■ Consegna 1
Puoi copiare dalla voce sulla teoria il brano che comincia con le parole "Formulazione in forma" e si chiude dopo le parole "t. darwiniana dell'evoluzione."?

Formulazione in forma sistematica di un complesso
di definizioni, principi e leggi che descrive o spiega uno o più aspetti
della realtà naturale o sociale:
la t. darwiniana dell'evoluzione.
║ Nel linguaggio ordinario, sinonimo di
ipotesi:
avrei una t. in
proposito. • Filos. - In filosofia della scienza, la nozione di
t. rimanda a tre differenti problemi: 1) che cos'è una
t.

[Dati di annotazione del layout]
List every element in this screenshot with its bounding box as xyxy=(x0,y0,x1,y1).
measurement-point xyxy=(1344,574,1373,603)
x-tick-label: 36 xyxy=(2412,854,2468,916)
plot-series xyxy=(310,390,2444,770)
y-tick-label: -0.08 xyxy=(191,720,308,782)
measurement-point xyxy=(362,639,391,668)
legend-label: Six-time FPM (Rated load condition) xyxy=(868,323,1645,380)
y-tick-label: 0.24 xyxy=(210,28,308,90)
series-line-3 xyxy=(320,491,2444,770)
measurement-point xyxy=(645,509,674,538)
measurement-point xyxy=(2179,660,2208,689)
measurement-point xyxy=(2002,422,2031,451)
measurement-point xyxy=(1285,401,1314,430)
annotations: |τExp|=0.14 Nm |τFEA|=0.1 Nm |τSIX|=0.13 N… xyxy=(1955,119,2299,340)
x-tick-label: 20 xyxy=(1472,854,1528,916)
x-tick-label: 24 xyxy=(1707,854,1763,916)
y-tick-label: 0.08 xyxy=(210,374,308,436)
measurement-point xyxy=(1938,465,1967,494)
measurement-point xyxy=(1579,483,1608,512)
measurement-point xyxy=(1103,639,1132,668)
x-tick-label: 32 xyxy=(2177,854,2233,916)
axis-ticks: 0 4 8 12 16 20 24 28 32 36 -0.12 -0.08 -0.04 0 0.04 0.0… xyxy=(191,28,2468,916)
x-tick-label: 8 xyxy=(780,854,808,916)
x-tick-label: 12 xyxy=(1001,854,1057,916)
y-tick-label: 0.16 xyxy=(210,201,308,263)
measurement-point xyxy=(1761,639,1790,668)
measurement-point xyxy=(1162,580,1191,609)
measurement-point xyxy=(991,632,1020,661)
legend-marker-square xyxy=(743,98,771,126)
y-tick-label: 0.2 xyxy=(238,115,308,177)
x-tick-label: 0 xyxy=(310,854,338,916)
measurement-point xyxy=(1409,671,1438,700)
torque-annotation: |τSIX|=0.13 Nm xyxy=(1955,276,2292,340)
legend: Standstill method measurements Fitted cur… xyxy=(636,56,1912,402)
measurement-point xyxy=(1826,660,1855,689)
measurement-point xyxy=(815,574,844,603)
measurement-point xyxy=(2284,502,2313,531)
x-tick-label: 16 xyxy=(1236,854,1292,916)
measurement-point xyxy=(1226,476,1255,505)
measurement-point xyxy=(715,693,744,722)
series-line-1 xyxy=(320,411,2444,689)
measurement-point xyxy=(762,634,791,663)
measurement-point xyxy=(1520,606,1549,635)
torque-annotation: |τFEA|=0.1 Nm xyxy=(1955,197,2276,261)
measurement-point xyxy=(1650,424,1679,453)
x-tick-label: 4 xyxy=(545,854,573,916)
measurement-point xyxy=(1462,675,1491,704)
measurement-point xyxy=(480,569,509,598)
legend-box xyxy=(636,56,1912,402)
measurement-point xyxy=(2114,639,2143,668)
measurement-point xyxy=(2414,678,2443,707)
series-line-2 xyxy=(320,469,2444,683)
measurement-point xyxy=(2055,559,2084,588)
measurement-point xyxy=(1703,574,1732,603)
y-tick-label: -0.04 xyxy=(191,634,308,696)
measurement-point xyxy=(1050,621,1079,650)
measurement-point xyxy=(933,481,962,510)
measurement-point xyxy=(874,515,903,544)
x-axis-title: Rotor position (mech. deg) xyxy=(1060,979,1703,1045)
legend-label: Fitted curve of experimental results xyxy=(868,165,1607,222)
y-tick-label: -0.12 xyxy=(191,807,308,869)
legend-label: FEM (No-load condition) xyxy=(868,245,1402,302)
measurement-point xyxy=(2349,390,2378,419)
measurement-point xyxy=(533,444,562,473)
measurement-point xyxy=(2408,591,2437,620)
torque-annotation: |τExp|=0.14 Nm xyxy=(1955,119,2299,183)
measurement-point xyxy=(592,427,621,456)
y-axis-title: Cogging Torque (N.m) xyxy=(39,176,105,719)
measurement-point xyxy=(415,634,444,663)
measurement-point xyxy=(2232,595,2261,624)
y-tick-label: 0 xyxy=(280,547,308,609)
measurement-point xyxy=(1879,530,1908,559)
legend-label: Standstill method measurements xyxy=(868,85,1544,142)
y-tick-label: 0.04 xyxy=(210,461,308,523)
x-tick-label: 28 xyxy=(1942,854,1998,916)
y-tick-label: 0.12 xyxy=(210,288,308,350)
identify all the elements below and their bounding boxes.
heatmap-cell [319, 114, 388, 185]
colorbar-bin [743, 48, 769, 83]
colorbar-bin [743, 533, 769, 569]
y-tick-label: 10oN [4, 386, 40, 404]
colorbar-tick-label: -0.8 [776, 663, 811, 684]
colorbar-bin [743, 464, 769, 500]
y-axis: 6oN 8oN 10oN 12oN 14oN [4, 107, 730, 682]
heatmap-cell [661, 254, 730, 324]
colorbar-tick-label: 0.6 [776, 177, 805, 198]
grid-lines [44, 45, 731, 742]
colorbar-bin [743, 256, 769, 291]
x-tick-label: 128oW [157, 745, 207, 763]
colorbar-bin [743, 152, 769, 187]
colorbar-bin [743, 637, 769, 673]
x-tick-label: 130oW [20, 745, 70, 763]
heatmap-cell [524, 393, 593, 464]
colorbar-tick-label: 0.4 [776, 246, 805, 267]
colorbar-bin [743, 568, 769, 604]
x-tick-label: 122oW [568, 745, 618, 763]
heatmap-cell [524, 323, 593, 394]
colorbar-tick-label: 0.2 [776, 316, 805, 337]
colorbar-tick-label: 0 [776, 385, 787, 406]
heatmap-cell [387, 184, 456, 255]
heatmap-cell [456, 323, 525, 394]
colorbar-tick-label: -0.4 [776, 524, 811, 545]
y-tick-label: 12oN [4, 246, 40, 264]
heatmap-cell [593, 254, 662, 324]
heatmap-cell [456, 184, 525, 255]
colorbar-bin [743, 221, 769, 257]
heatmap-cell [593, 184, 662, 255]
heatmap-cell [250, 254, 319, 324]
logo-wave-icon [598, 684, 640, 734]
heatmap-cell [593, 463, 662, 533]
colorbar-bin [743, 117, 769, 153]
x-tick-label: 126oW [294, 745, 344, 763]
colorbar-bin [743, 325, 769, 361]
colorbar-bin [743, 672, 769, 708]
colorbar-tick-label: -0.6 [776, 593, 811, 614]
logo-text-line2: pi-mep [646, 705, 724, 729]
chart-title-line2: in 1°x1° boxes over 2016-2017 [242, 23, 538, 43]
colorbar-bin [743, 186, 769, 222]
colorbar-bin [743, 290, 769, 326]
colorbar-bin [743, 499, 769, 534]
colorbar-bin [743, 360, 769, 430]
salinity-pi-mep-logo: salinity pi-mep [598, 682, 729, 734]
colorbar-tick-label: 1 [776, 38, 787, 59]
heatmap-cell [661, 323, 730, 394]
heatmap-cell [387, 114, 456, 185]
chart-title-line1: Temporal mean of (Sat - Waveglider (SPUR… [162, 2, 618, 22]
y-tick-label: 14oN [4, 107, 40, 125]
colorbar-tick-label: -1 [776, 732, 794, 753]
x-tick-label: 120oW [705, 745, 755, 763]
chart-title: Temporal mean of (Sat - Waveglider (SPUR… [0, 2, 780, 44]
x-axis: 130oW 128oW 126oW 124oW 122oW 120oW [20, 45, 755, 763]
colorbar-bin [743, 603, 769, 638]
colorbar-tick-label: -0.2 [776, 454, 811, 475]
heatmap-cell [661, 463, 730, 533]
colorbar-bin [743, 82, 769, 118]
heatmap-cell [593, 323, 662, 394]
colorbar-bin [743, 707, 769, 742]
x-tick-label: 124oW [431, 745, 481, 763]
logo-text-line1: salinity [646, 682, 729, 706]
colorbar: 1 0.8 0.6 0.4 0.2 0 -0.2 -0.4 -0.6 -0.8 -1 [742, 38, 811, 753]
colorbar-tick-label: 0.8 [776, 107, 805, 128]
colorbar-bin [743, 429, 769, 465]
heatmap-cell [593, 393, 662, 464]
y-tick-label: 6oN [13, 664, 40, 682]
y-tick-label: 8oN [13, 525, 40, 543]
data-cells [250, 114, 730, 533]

■ Consegna 2
Puoi trasformare in una lista JSON di stringhe le righe dei record, dall'inizio fino alla riga che contiene "y-tick-label: -0.08 xyxy=(191,720,308,782)" compresa, una stringa per riga e senza righe vuote?

■ Risposta 1
Formulazione in forma sistematica di un complesso
di definizioni, principi e leggi che descrive o spiega uno o più aspetti
della realtà naturale o sociale:
la t. darwiniana dell'evoluzione.

■ Risposta 2
[
  "List every element in this screenshot with its bounding box as xyxy=(x0,y0,x1,y1).",
  "measurement-point xyxy=(1344,574,1373,603)",
  "x-tick-label: 36 xyxy=(2412,854,2468,916)",
  "plot-series xyxy=(310,390,2444,770)",
  "y-tick-label: -0.08 xyxy=(191,720,308,782)"
]